### Exercise:
Transcribe all of the material exactly, except for its pictures.

### Given records:
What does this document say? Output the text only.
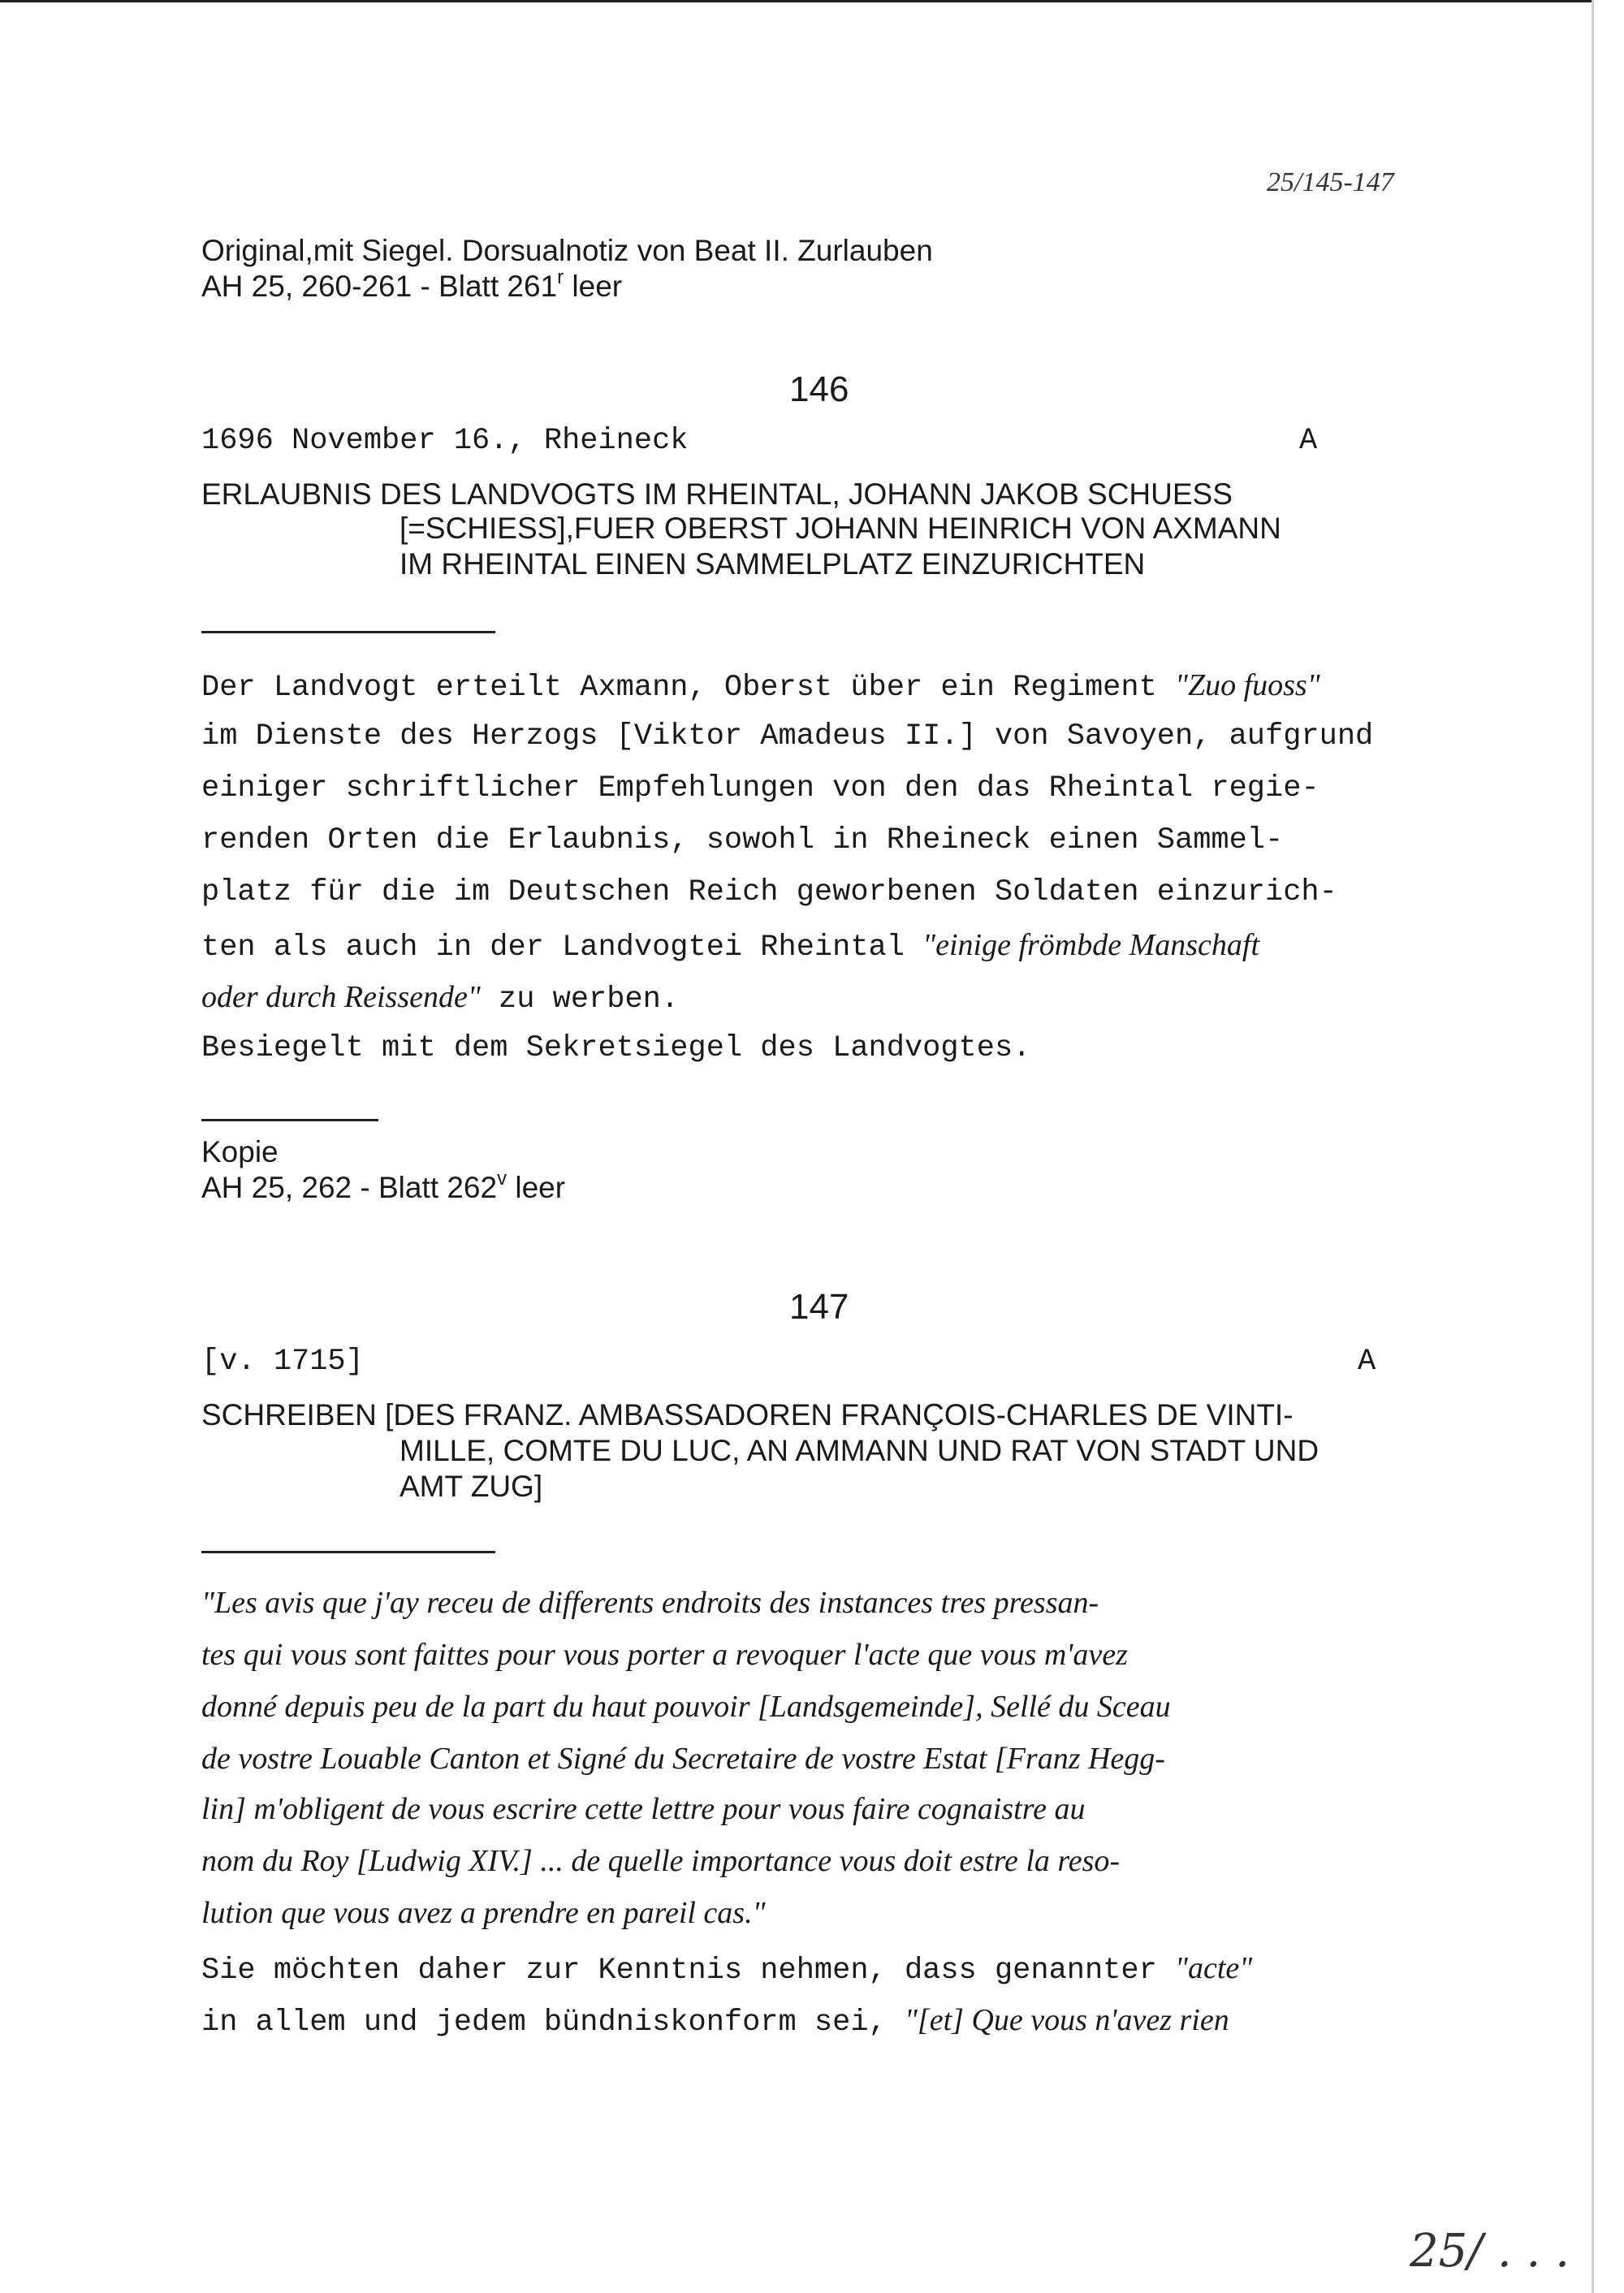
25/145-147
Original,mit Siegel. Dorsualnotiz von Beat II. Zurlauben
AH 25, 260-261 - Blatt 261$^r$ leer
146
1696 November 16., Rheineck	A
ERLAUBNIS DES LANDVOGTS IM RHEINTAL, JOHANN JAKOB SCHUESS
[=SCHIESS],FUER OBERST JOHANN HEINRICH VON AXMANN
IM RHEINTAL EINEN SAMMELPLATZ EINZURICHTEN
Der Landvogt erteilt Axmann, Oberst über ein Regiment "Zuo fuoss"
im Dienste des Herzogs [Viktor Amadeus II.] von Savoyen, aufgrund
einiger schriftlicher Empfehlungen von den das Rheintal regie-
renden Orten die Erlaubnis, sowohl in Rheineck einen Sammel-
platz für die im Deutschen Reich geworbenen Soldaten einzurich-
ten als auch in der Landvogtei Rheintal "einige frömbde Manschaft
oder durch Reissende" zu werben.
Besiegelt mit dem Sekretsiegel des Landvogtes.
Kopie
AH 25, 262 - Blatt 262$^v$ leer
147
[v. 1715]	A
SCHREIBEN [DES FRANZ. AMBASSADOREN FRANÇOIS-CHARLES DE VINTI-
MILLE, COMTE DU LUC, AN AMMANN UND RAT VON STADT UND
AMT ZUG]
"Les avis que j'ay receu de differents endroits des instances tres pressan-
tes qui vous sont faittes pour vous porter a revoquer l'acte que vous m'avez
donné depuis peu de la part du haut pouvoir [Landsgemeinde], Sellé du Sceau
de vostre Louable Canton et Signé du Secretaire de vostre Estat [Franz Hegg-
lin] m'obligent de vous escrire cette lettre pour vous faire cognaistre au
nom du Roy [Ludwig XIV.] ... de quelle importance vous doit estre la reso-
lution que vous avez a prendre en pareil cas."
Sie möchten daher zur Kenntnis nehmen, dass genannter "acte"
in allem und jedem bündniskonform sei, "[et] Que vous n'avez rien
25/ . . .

### Written response:
What does this document say? Output the text only.
25/145-147
Original,mit Siegel. Dorsualnotiz von Beat II. Zurlauben
AH 25, 260-261 - Blatt 261$^r$ leer
146
1696 November 16., Rheineck	A
ERLAUBNIS DES LANDVOGTS IM RHEINTAL, JOHANN JAKOB SCHUESS
[=SCHIESS],FUER OBERST JOHANN HEINRICH VON AXMANN
IM RHEINTAL EINEN SAMMELPLATZ EINZURICHTEN
Der Landvogt erteilt Axmann, Oberst über ein Regiment "Zuo fuoss"
im Dienste des Herzogs [Viktor Amadeus II.] von Savoyen, aufgrund
einiger schriftlicher Empfehlungen von den das Rheintal regie-
renden Orten die Erlaubnis, sowohl in Rheineck einen Sammel-
platz für die im Deutschen Reich geworbenen Soldaten einzurich-
ten als auch in der Landvogtei Rheintal "einige frömbde Manschaft
oder durch Reissende" zu werben.
Besiegelt mit dem Sekretsiegel des Landvogtes.
Kopie
AH 25, 262 - Blatt 262$^v$ leer
147
[v. 1715]	A
SCHREIBEN [DES FRANZ. AMBASSADOREN FRANÇOIS-CHARLES DE VINTI-
MILLE, COMTE DU LUC, AN AMMANN UND RAT VON STADT UND
AMT ZUG]
"Les avis que j'ay receu de differents endroits des instances tres pressan-
tes qui vous sont faittes pour vous porter a revoquer l'acte que vous m'avez
donné depuis peu de la part du haut pouvoir [Landsgemeinde], Sellé du Sceau
de vostre Louable Canton et Signé du Secretaire de vostre Estat [Franz Hegg-
lin] m'obligent de vous escrire cette lettre pour vous faire cognaistre au
nom du Roy [Ludwig XIV.] ... de quelle importance vous doit estre la reso-
lution que vous avez a prendre en pareil cas."
Sie möchten daher zur Kenntnis nehmen, dass genannter "acte"
in allem und jedem bündniskonform sei, "[et] Que vous n'avez rien
25/ . . .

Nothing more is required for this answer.